Pick out every item below that contains the string "gossip", and copy each one in full. Case counts.

......

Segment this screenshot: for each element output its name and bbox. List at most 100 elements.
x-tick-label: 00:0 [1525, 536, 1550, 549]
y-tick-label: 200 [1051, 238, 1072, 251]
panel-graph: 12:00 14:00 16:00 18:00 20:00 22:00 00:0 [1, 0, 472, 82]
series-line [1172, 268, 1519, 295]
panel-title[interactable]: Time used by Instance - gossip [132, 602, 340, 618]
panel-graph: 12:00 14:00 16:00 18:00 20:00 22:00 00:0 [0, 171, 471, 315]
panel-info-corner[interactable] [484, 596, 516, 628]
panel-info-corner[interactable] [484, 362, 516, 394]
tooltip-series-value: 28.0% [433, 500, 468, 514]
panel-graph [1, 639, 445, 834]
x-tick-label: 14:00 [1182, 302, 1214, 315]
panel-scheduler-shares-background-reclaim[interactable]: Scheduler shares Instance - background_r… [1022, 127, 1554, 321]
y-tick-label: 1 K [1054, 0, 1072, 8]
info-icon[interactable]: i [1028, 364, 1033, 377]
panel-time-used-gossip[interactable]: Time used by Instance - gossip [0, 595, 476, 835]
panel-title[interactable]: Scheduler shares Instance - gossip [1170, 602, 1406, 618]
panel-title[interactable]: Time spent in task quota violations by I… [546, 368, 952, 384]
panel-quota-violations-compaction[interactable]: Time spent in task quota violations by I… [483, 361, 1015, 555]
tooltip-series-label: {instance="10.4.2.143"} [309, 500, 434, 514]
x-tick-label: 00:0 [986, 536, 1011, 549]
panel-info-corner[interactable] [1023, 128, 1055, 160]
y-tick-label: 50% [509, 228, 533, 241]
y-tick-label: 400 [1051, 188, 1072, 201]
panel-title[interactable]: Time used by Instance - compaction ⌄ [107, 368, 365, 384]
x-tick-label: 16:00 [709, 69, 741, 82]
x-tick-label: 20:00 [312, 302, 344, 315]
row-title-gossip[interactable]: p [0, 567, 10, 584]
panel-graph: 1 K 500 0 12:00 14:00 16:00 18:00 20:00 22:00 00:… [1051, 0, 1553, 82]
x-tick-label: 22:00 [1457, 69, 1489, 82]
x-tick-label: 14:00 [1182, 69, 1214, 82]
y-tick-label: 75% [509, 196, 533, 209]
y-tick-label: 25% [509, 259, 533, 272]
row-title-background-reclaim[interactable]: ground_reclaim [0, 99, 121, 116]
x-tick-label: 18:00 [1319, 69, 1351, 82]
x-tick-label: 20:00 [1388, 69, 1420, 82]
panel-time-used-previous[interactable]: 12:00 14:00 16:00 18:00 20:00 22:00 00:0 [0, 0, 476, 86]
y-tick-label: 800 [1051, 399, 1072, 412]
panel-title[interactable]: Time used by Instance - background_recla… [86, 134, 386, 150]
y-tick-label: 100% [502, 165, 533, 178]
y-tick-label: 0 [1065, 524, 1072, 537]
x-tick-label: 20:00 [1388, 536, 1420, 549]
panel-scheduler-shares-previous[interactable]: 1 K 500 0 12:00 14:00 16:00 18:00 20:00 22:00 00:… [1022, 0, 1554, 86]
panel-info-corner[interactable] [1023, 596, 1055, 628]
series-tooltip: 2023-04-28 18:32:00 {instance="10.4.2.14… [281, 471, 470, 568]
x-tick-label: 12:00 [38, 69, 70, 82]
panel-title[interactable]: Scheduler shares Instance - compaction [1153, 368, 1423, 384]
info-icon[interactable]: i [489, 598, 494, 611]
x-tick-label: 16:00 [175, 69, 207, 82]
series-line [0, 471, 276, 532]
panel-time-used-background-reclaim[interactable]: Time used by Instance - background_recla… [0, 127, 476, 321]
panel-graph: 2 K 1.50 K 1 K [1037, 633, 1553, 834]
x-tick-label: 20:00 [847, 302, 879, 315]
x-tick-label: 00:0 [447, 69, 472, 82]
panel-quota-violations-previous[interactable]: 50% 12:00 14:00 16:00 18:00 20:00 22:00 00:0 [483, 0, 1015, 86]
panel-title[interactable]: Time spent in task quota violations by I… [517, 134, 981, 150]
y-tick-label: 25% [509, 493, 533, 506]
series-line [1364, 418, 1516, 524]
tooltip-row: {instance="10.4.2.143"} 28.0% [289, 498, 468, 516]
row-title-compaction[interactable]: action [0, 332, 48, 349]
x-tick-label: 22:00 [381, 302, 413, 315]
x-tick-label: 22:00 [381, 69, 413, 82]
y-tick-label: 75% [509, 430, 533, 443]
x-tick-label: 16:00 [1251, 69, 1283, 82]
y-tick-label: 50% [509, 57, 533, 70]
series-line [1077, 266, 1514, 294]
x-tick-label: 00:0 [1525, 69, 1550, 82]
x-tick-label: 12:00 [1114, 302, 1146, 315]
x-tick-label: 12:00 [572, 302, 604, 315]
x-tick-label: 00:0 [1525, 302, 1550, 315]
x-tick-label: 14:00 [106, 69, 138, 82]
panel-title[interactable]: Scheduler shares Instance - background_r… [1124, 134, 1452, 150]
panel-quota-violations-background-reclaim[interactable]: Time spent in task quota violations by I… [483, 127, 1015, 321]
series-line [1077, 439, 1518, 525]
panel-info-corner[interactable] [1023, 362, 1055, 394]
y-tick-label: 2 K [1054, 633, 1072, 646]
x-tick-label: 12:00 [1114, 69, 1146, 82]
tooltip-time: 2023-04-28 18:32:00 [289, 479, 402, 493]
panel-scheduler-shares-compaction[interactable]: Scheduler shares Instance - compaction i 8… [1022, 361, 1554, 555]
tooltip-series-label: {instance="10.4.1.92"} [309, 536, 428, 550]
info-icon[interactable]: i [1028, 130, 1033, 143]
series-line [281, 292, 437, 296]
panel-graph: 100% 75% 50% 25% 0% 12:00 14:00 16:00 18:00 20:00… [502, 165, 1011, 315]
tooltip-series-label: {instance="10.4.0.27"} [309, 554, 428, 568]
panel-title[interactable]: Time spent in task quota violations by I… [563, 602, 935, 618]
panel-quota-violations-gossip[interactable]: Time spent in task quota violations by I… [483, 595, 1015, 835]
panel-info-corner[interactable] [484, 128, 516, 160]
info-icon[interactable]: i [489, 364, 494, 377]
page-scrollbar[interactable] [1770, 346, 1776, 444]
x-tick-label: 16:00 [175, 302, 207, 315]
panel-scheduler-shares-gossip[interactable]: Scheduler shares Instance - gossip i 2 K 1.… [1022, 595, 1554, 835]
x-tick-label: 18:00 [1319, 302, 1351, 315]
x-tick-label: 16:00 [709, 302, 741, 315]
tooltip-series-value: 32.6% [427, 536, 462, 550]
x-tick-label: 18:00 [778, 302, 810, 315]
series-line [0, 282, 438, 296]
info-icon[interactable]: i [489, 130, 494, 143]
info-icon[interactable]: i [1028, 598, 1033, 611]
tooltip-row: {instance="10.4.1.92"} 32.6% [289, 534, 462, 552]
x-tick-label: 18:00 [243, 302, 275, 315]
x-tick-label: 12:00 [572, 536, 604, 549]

......

» Task solution:
panel-title[interactable]: Time used by Instance - gossip [132, 602, 340, 618]
panel-time-used-gossip[interactable]: Time used by Instance - gossip [0, 595, 476, 835]
panel-title[interactable]: Scheduler shares Instance - gossip [1170, 602, 1406, 618]
row-title-gossip[interactable]: p [0, 567, 10, 584]
panel-quota-violations-gossip[interactable]: Time spent in task quota violations by I… [483, 595, 1015, 835]
panel-scheduler-shares-gossip[interactable]: Scheduler shares Instance - gossip i 2 K 1.… [1022, 595, 1554, 835]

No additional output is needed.